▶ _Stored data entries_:
<<<<
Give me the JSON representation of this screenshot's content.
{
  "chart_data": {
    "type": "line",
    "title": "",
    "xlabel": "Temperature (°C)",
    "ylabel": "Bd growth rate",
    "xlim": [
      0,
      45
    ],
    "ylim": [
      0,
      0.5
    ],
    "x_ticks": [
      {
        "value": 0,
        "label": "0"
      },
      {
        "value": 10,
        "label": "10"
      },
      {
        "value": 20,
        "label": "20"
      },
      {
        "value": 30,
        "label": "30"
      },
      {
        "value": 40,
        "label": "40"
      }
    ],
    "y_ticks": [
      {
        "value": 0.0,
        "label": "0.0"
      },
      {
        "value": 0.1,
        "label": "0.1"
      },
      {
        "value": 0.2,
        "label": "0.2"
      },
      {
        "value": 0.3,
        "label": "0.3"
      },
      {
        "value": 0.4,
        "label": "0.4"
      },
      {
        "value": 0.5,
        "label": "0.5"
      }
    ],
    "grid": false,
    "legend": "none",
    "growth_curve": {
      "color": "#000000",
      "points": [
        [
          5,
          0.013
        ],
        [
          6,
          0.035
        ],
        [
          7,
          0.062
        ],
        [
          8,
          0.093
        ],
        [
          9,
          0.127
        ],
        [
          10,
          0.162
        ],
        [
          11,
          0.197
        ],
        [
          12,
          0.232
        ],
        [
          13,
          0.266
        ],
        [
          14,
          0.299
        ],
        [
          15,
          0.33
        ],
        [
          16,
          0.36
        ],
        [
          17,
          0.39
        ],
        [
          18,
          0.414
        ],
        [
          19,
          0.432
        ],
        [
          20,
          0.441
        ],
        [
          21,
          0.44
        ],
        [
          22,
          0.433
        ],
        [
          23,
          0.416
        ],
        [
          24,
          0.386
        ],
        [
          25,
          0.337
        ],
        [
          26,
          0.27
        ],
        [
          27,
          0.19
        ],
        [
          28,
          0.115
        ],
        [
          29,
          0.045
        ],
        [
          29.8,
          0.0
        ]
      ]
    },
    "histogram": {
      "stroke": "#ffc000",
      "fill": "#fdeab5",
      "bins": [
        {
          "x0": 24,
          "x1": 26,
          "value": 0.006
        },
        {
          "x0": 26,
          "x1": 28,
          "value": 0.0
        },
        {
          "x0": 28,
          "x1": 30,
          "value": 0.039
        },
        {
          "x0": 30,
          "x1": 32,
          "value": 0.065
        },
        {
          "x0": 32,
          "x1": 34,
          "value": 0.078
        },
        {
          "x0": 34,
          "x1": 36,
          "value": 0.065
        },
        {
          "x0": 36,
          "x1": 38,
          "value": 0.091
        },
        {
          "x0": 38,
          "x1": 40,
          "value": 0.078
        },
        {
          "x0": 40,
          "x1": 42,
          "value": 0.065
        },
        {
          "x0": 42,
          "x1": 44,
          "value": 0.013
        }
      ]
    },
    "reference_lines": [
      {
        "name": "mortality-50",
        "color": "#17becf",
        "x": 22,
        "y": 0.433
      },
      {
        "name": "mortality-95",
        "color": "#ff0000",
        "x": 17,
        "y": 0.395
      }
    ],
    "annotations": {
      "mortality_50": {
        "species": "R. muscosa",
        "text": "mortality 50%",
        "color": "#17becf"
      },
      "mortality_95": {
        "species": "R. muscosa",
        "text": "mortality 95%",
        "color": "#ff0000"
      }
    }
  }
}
>>>>
▶ _TASK OBJECTIVE_:
Extract all of the data shown above without alteration.

▶ _TASK SOLUTION_:
Give me the JSON representation of this screenshot's content.
{
  "chart_data": {
    "type": "line",
    "title": "",
    "xlabel": "Temperature (°C)",
    "ylabel": "Bd growth rate",
    "xlim": [
      0,
      45
    ],
    "ylim": [
      0,
      0.5
    ],
    "x_ticks": [
      {
        "value": 0,
        "label": "0"
      },
      {
        "value": 10,
        "label": "10"
      },
      {
        "value": 20,
        "label": "20"
      },
      {
        "value": 30,
        "label": "30"
      },
      {
        "value": 40,
        "label": "40"
      }
    ],
    "y_ticks": [
      {
        "value": 0.0,
        "label": "0.0"
      },
      {
        "value": 0.1,
        "label": "0.1"
      },
      {
        "value": 0.2,
        "label": "0.2"
      },
      {
        "value": 0.3,
        "label": "0.3"
      },
      {
        "value": 0.4,
        "label": "0.4"
      },
      {
        "value": 0.5,
        "label": "0.5"
      }
    ],
    "grid": false,
    "legend": "none",
    "growth_curve": {
      "color": "#000000",
      "points": [
        [
          5,
          0.013
        ],
        [
          6,
          0.035
        ],
        [
          7,
          0.062
        ],
        [
          8,
          0.093
        ],
        [
          9,
          0.127
        ],
        [
          10,
          0.162
        ],
        [
          11,
          0.197
        ],
        [
          12,
          0.232
        ],
        [
          13,
          0.266
        ],
        [
          14,
          0.299
        ],
        [
          15,
          0.33
        ],
        [
          16,
          0.36
        ],
        [
          17,
          0.39
        ],
        [
          18,
          0.414
        ],
        [
          19,
          0.432
        ],
        [
          20,
          0.441
        ],
        [
          21,
          0.44
        ],
        [
          22,
          0.433
        ],
        [
          23,
          0.416
        ],
        [
          24,
          0.386
        ],
        [
          25,
          0.337
        ],
        [
          26,
          0.27
        ],
        [
          27,
          0.19
        ],
        [
          28,
          0.115
        ],
        [
          29,
          0.045
        ],
        [
          29.8,
          0.0
        ]
      ]
    },
    "histogram": {
      "stroke": "#ffc000",
      "fill": "#fdeab5",
      "bins": [
        {
          "x0": 24,
          "x1": 26,
          "value": 0.006
        },
        {
          "x0": 26,
          "x1": 28,
          "value": 0.0
        },
        {
          "x0": 28,
          "x1": 30,
          "value": 0.039
        },
        {
          "x0": 30,
          "x1": 32,
          "value": 0.065
        },
        {
          "x0": 32,
          "x1": 34,
          "value": 0.078
        },
        {
          "x0": 34,
          "x1": 36,
          "value": 0.065
        },
        {
          "x0": 36,
          "x1": 38,
          "value": 0.091
        },
        {
          "x0": 38,
          "x1": 40,
          "value": 0.078
        },
        {
          "x0": 40,
          "x1": 42,
          "value": 0.065
        },
        {
          "x0": 42,
          "x1": 44,
          "value": 0.013
        }
      ]
    },
    "reference_lines": [
      {
        "name": "mortality-50",
        "color": "#17becf",
        "x": 22,
        "y": 0.433
      },
      {
        "name": "mortality-95",
        "color": "#ff0000",
        "x": 17,
        "y": 0.395
      }
    ],
    "annotations": {
      "mortality_50": {
        "species": "R. muscosa",
        "text": "mortality 50%",
        "color": "#17becf"
      },
      "mortality_95": {
        "species": "R. muscosa",
        "text": "mortality 95%",
        "color": "#ff0000"
      }
    }
  }
}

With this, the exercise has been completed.